RAW RECORDS

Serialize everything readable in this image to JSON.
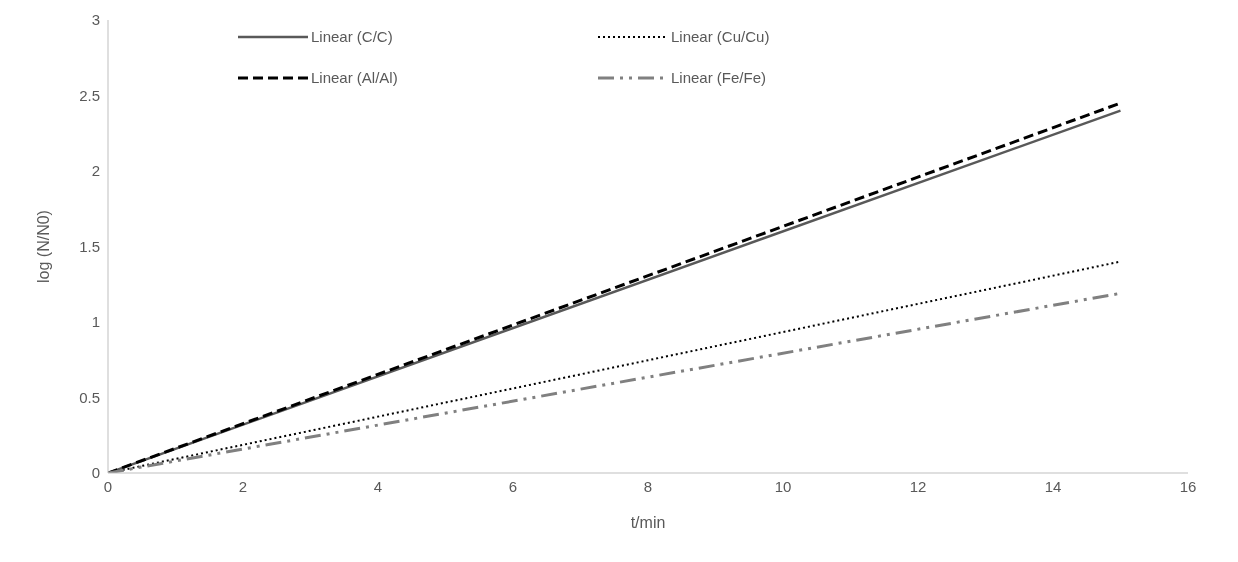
{
  "chart_data": {
    "type": "line",
    "xlabel": "t/min",
    "ylabel": "log (N/N0)",
    "x": [
      0,
      15
    ],
    "series": [
      {
        "name": "Linear (C/C)",
        "color": "#595959",
        "values": [
          0,
          2.4
        ],
        "line_style": "solid"
      },
      {
        "name": "Linear (Cu/Cu)",
        "color": "#000000",
        "values": [
          0,
          1.4
        ],
        "line_style": "dotted"
      },
      {
        "name": "Linear (Al/Al)",
        "color": "#000000",
        "values": [
          0,
          2.45
        ],
        "line_style": "dashed"
      },
      {
        "name": "Linear (Fe/Fe)",
        "color": "#808080",
        "values": [
          0,
          1.19
        ],
        "line_style": "dashdot"
      }
    ],
    "xlim": [
      0,
      16
    ],
    "xticks": [
      0,
      2,
      4,
      6,
      8,
      10,
      12,
      14,
      16
    ],
    "ylim": [
      0,
      3
    ],
    "yticks": [
      0,
      0.5,
      1,
      1.5,
      2,
      2.5,
      3
    ],
    "grid": false,
    "legend": "top",
    "marker": "none"
  }
}
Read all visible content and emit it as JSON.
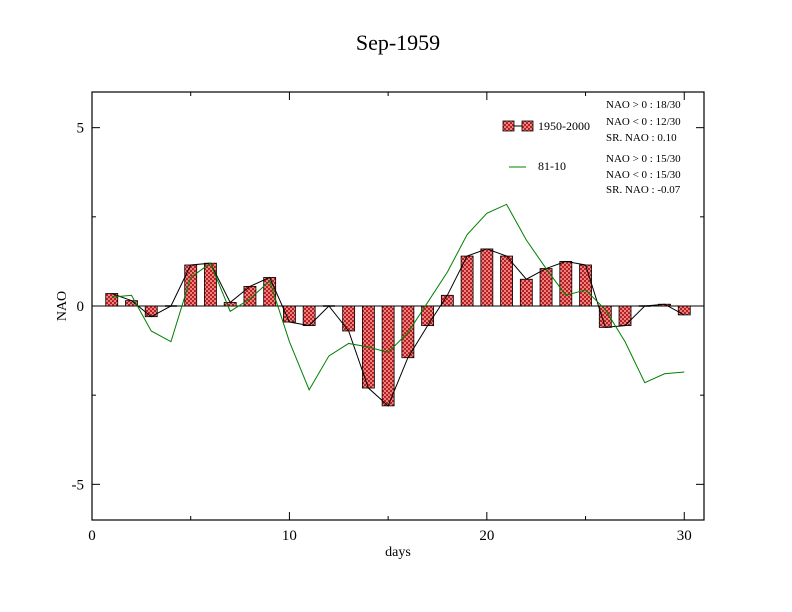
{
  "chart_data": {
    "type": "bar",
    "title": "Sep-1959",
    "xlabel": "days",
    "ylabel": "NAO",
    "xlim": [
      0,
      31
    ],
    "ylim": [
      -6,
      6
    ],
    "x_ticks": [
      0,
      10,
      20,
      30
    ],
    "y_ticks": [
      -5,
      0,
      5
    ],
    "x_tick_labels": [
      "0",
      "10",
      "20",
      "30"
    ],
    "y_tick_labels": [
      "-5",
      "0",
      "5"
    ],
    "x": [
      1,
      2,
      3,
      4,
      5,
      6,
      7,
      8,
      9,
      10,
      11,
      12,
      13,
      14,
      15,
      16,
      17,
      18,
      19,
      20,
      21,
      22,
      23,
      24,
      25,
      26,
      27,
      28,
      29,
      30
    ],
    "series": [
      {
        "name": "1950-2000",
        "style": "bars with connecting line",
        "values": [
          0.35,
          0.15,
          -0.3,
          0.0,
          1.15,
          1.2,
          0.1,
          0.55,
          0.8,
          -0.45,
          -0.55,
          0.0,
          -0.7,
          -2.3,
          -2.8,
          -1.45,
          -0.55,
          0.3,
          1.4,
          1.6,
          1.4,
          0.75,
          1.05,
          1.25,
          1.15,
          -0.6,
          -0.55,
          0.0,
          0.05,
          -0.25
        ]
      },
      {
        "name": "81-10",
        "style": "line",
        "color": "#008000",
        "values": [
          0.25,
          0.3,
          -0.7,
          -1.0,
          0.8,
          1.2,
          -0.15,
          0.2,
          0.7,
          -1.0,
          -2.35,
          -1.4,
          -1.05,
          -1.15,
          -1.3,
          -0.75,
          0.1,
          0.95,
          2.0,
          2.6,
          2.85,
          1.85,
          1.05,
          0.3,
          0.45,
          -0.1,
          -1.0,
          -2.15,
          -1.9,
          -1.85
        ]
      }
    ],
    "stats": [
      [
        "NAO > 0 :  18/30",
        "NAO < 0 :  12/30",
        "SR. NAO :  0.10"
      ],
      [
        "NAO > 0 :  15/30",
        "NAO < 0 :  15/30",
        "SR. NAO : -0.07"
      ]
    ],
    "legend_placement": "top-right",
    "grid": false,
    "colors": {
      "bar_fill": "#e87070",
      "bar_pattern": "#8b0000",
      "bar_line": "#000000",
      "line_81_10": "#008000",
      "zero_line": "#000000"
    }
  }
}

TASK STATEMENT
Every line of the listing that holds "JSON" should be found and copied.

FINAL ANSWER
Serialize everything readable in this image to JSON.
Read all visible content and emit it as JSON.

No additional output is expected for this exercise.